[Extracted records]
<<<<

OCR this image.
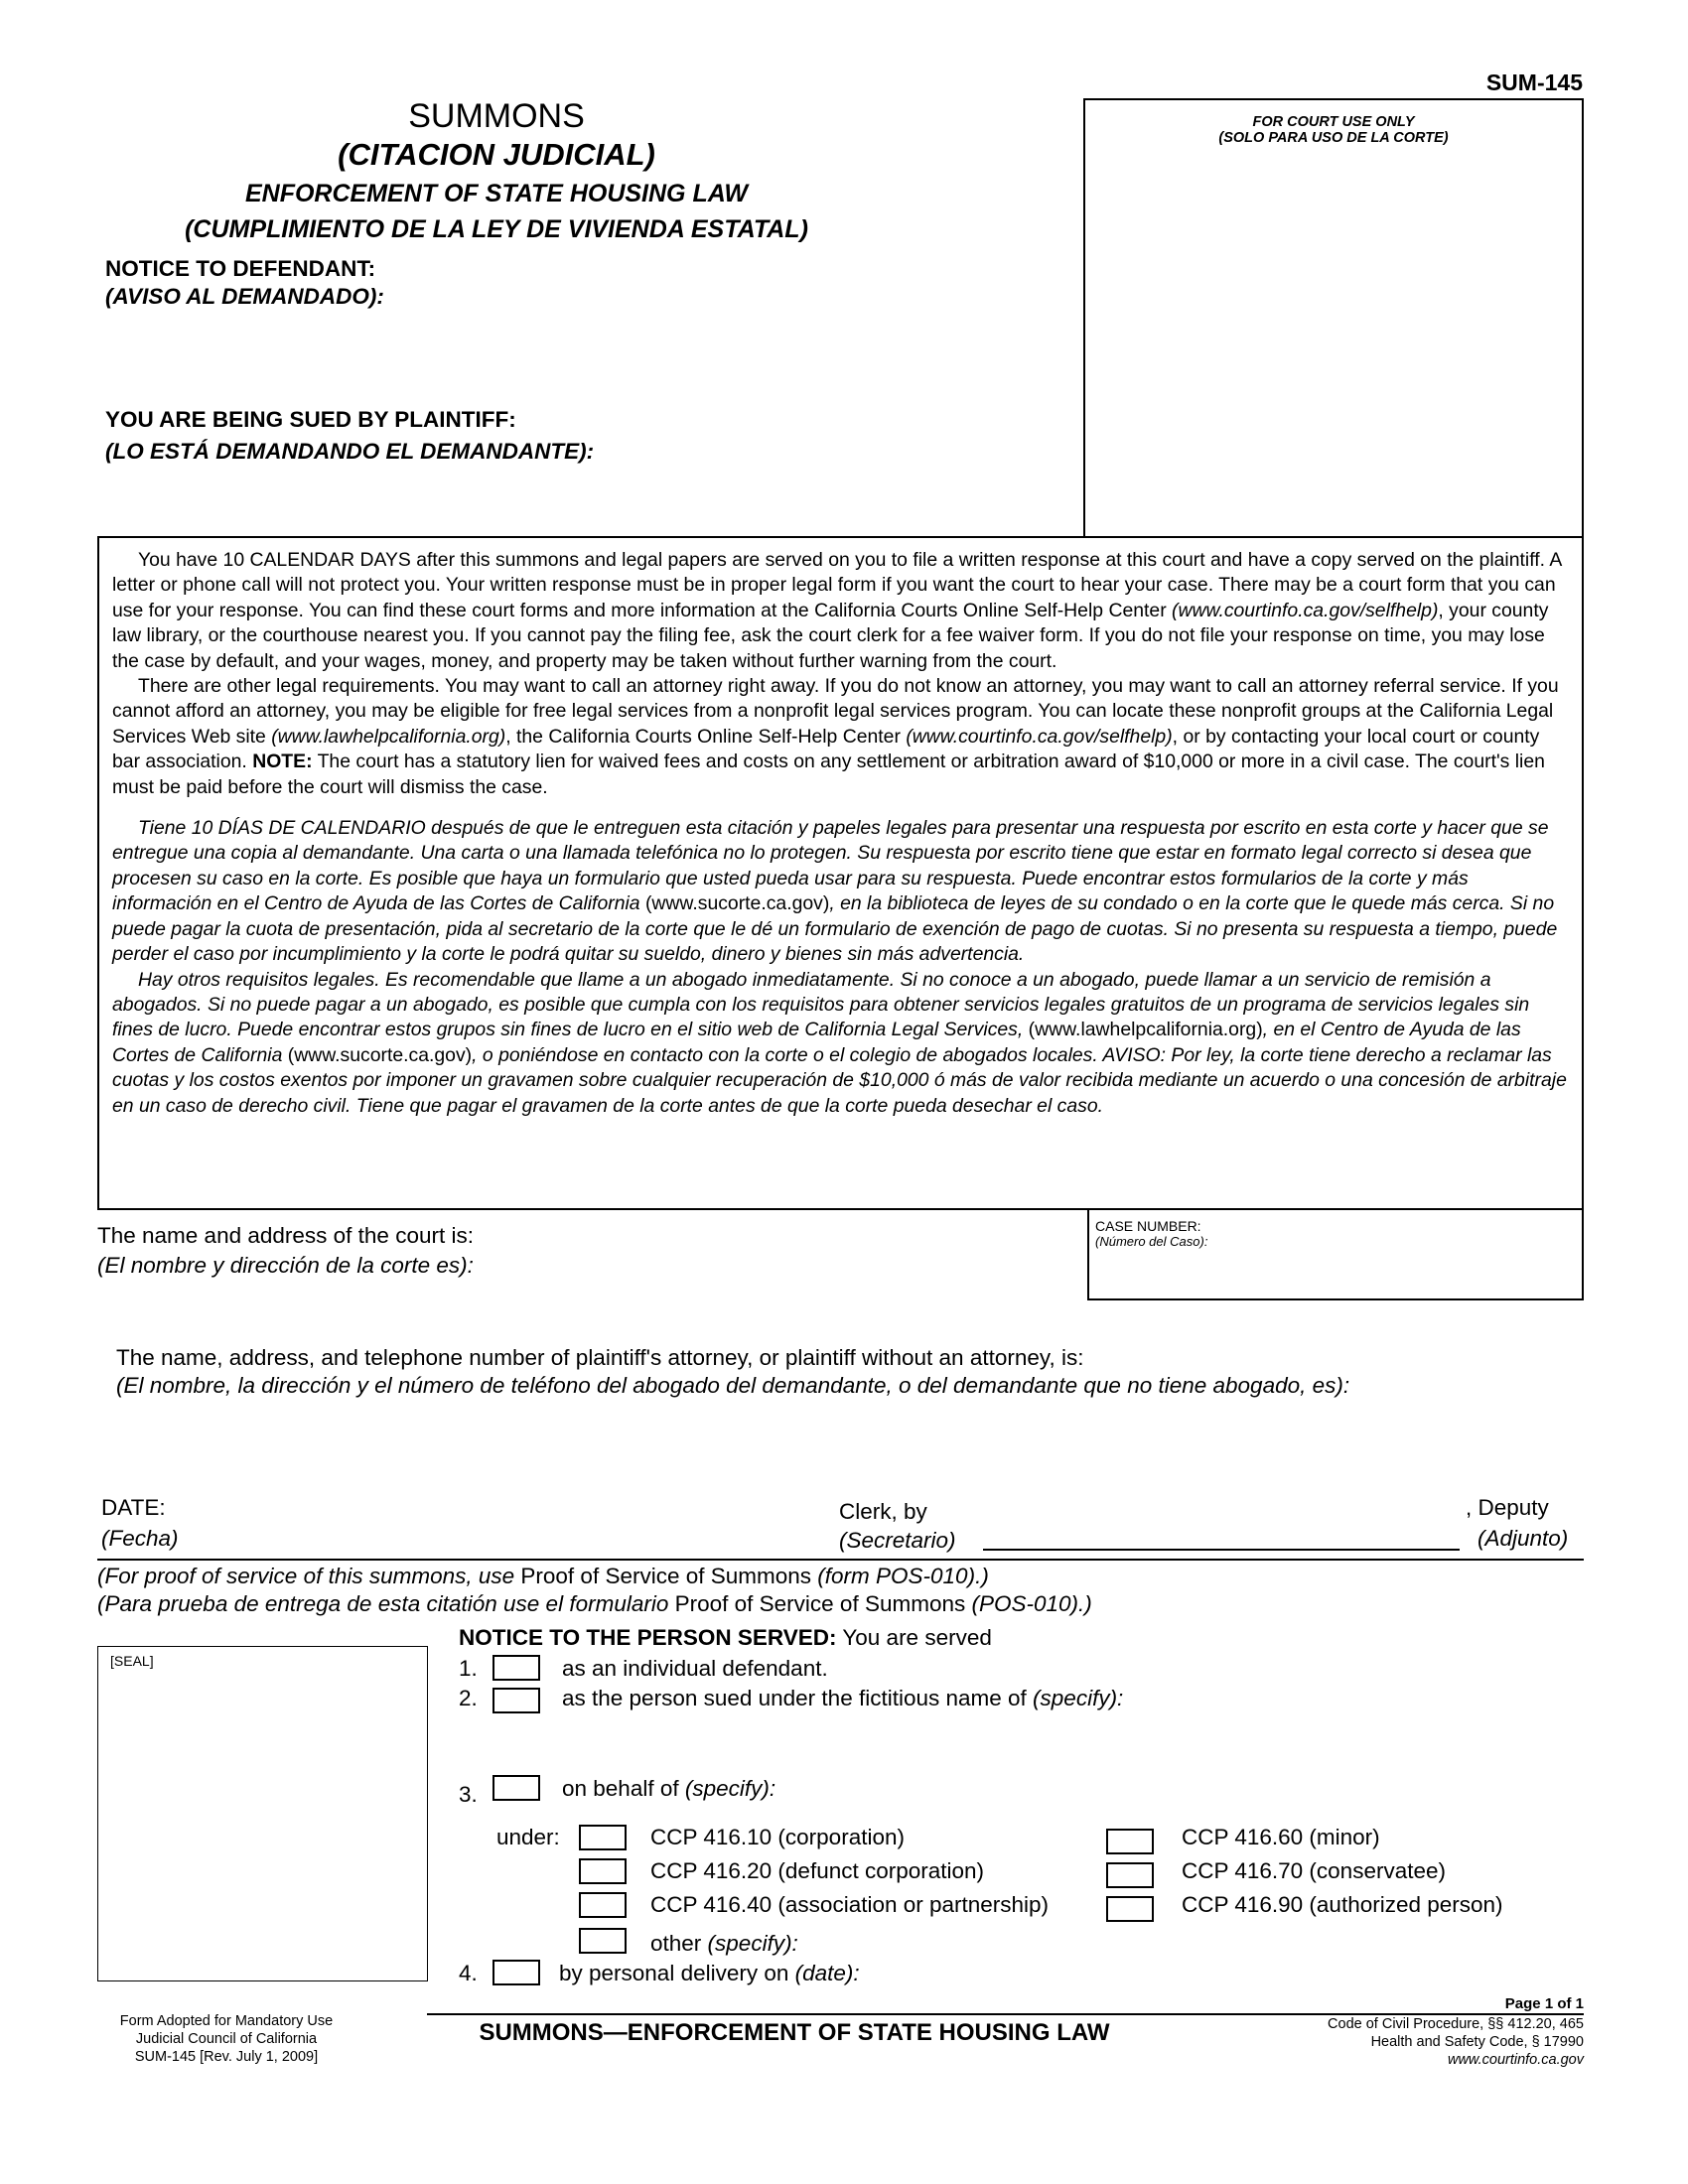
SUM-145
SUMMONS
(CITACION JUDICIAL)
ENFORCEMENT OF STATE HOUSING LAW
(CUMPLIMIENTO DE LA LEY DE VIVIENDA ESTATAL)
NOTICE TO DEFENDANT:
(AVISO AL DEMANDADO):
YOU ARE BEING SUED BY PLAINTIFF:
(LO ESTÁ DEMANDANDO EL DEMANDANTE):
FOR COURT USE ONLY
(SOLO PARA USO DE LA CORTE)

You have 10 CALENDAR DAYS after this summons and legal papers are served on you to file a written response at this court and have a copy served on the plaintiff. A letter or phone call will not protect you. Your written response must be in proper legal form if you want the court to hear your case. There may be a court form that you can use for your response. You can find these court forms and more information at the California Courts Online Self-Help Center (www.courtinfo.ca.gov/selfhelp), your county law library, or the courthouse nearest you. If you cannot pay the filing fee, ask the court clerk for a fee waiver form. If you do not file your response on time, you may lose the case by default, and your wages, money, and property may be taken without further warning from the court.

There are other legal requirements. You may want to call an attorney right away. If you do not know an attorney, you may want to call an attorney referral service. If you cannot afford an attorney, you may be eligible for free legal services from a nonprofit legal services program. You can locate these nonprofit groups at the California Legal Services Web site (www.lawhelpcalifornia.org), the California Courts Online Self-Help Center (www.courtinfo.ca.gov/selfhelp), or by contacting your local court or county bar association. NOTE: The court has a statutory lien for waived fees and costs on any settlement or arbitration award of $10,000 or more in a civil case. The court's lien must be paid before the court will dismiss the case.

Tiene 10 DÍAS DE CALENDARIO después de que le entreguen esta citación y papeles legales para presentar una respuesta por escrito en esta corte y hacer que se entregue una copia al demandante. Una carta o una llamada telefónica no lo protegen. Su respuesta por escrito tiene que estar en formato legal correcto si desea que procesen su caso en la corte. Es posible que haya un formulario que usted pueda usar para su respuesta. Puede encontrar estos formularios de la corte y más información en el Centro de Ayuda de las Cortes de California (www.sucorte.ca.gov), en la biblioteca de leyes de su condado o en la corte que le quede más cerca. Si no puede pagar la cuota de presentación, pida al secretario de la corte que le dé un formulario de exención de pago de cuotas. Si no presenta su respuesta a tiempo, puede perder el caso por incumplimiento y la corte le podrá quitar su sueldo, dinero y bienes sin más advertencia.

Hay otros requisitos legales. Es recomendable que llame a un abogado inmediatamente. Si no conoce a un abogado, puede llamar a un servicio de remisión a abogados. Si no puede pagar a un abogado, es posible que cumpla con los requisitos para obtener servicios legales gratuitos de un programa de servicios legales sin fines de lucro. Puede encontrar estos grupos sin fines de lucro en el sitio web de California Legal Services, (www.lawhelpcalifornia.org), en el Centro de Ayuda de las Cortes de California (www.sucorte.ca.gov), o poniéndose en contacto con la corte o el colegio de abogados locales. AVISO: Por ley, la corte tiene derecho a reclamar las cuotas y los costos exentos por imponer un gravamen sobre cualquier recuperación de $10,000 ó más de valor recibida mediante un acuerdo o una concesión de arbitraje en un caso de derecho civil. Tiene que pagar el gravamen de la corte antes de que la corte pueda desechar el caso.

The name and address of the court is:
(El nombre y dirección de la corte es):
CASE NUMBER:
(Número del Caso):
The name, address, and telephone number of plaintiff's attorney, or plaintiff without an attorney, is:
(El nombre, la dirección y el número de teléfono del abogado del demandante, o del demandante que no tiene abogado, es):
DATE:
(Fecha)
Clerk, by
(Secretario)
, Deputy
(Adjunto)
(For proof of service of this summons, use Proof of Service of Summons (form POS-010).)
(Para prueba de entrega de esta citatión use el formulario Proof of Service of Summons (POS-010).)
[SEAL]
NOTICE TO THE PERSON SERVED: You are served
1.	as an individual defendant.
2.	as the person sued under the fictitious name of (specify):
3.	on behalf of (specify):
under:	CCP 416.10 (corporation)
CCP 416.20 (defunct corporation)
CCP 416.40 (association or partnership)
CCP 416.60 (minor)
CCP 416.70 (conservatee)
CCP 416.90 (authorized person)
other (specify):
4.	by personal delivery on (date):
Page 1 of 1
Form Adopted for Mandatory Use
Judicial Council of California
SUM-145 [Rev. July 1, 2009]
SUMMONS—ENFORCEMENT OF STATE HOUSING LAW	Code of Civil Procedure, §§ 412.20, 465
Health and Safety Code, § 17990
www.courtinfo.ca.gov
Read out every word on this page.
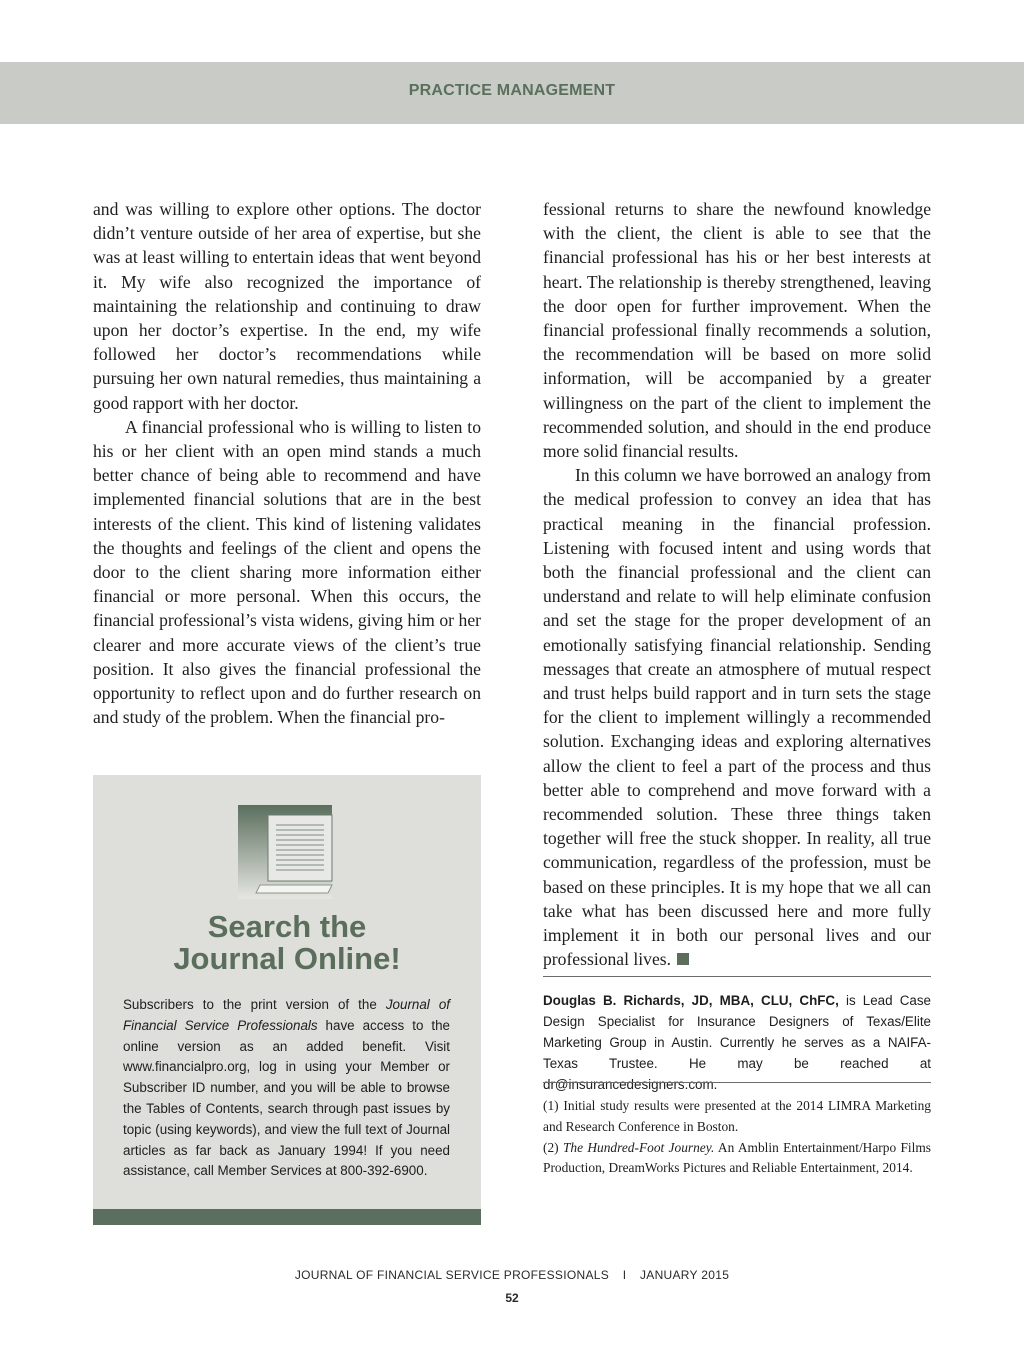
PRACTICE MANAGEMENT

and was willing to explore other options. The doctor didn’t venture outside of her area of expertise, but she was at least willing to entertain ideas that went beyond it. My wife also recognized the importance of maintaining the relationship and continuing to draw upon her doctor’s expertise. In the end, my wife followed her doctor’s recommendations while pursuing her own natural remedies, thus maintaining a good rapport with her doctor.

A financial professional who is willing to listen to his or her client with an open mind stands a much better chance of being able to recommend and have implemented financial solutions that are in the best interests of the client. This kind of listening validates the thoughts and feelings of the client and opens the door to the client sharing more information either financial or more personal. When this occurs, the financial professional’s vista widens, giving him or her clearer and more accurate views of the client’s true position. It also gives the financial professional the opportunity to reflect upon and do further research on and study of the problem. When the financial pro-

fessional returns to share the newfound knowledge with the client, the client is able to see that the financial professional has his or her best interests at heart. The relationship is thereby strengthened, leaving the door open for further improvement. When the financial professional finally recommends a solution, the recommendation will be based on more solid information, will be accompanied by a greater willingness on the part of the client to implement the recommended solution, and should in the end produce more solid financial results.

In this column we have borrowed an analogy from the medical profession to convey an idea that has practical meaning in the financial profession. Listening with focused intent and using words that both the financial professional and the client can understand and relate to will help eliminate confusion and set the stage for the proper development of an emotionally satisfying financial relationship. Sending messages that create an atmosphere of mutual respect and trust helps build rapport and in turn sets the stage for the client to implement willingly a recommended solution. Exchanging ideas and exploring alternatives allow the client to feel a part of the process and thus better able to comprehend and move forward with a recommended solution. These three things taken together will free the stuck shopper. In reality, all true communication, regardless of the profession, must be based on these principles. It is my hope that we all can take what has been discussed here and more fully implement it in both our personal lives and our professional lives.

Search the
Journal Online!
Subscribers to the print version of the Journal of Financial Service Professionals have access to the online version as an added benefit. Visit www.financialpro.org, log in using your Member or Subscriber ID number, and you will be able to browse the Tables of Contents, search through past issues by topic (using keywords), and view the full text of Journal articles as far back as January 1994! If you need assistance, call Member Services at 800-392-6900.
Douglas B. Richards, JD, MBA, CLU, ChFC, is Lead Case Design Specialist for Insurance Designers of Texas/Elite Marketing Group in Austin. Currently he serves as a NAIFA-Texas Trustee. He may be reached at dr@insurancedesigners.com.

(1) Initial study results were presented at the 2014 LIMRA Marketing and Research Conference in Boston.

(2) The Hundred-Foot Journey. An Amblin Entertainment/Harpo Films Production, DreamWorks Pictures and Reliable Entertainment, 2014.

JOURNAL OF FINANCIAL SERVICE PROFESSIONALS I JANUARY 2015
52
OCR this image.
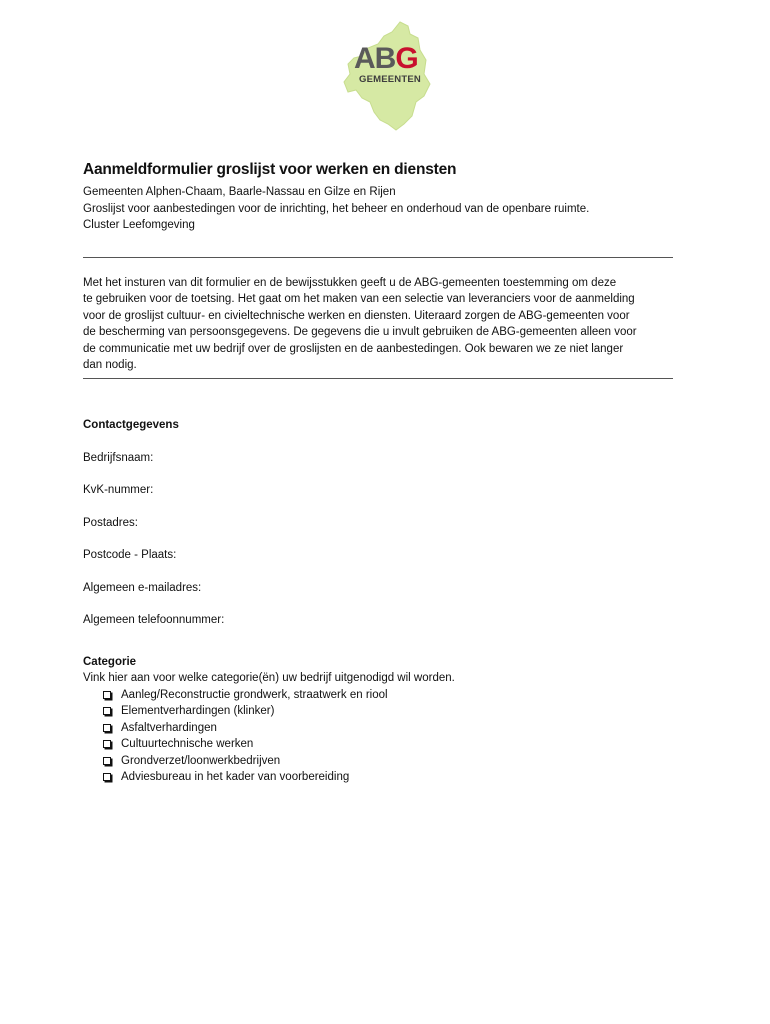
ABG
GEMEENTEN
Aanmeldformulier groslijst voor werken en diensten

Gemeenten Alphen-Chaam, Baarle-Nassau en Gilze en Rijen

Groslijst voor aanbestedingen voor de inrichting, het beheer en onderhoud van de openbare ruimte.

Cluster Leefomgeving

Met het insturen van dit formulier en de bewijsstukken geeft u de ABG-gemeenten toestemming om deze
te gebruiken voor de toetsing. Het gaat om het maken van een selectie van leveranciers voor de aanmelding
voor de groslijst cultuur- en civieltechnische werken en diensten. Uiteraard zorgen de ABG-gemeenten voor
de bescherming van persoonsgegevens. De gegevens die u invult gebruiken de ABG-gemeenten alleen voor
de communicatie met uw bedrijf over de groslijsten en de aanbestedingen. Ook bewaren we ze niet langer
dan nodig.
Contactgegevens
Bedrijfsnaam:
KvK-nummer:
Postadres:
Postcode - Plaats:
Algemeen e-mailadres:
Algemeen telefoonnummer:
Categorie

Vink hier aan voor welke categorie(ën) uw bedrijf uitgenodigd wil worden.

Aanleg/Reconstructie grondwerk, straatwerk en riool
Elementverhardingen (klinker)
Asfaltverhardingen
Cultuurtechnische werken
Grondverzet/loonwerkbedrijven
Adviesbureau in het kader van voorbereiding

>>>>

=== Exercise objective ===
From the entries above, pull out each line that includes "dirección".

=== Full response ===
(El nombre y dirección de la corte es):
(El nombre, la dirección y el número de teléfono del abogado del demandante, o del demandante que no tiene abogado, es):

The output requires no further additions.